# EXCERPT

Author + information
- Pierpaolo Pellicori, MD∗ (, )
- Kate Hutchinson, MBChB, BSc,
- Andrew L. Clark, MA, MD and
- John G.F. Cleland, MD
- ↵∗Department of Academic Cardiology, Hull and East Yorkshire Medical Research and Teaching Centre, MRTDS (Daisy) Building, Entrance 2, Castle Hill Hospital, Cottingham, Kingston upon Hull, HU16 5JQ, United Kingdom
The pathophysiology of heart failure (HF) with normal ejection fraction (EF) is complex; echocardiography may add further confusion, especially when it focuses on one aspect of cardiac function to the exclusion of all others. Among 219 patients with a LVEF >45% and plasma N-terminal pro–B-type natriuretic peptide (NT-proBNP) >400 ng/l who were randomized in PARAMOUNT (The Prospective comparison of ARNI with ARB on Management Of heart failUre with preserved ejectioN fraction Trial), Kraigher-Krainer et al. (1) showed that most of these patients had reduced longitudinal or circumferential LV systolic function measured by 2-dimensional speckle tracking compared with control subjects or patients with hypertension. The severity of systolic dysfunction was closely related to plasma NT-proBNP, which is a powerful prognostic marker (2). Neither E′ nor left atrial volume (LAVI), which are popular measurements of diastolic dysfunction, were strongly associated with NT-proBNP.

# SOURCE DATA
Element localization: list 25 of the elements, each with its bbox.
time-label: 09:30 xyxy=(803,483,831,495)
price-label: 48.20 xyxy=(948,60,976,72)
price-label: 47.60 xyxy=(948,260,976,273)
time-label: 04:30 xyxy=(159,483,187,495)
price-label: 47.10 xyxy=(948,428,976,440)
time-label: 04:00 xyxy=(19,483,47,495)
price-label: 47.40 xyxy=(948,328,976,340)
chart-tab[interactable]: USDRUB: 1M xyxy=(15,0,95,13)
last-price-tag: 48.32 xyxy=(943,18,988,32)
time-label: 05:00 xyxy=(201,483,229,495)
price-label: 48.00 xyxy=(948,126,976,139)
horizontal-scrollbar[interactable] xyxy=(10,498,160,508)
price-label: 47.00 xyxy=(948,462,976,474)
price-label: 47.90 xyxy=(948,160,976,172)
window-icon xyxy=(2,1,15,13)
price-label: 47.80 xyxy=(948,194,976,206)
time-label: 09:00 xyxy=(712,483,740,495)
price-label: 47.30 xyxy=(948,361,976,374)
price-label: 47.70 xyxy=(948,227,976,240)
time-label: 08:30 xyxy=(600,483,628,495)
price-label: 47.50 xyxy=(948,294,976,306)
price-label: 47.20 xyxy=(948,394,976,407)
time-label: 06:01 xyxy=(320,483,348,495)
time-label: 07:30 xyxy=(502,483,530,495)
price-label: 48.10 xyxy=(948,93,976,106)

# WHAT TO WORK ON
Extend the passage on echocardiography in heart failure with normal ejection fraction, starting after its final sentence.

# RESULT OF THIS TASK
We found a broadly similar association between global longitudinal strain (GLS) by speckle tracking and NT-proBNP among 313 outpatients with suspected heart failure who had a LVEF >50% (3). However, in our study, GLS was a weak predictor of outcomes using univariable analysis; only inferior vena cava dimension, serum urea, and NT-proBNP were independent predictors on multivariable analysis.
The PARAMOUNT and TOPCAT (Treatment of Preserved Cardiac Function Heart Failure With an Aldosterone Antagonist) studies have begun to establish raised plasma concentrations of natriuretic peptides as a key selection criterion for clinical trials of HF with normal LVEF and as an integral part of its diagnosis.
Similar to echocardiography, NT-proBNP alone is insufficient for a diagnosis of heart failure; it is merely a measure of the severity of cardiac dysfunction. However, the activation of this counter-regulatory system, which is designed to correct congestion, is powerful evidence of disease.
Should echocardiography now be relegated purely to excluding low LVEF or valve disease as the cause of heart failure, with the diagnosis of heart failure made by clinical evaluation informed by NT-proBNP and with knowledge of the patient’s body mass index, heart rhythm and renal function? Although the answer is probably “yes,” more experience and training in the use of both natriuretic peptides and echocardiography are still required.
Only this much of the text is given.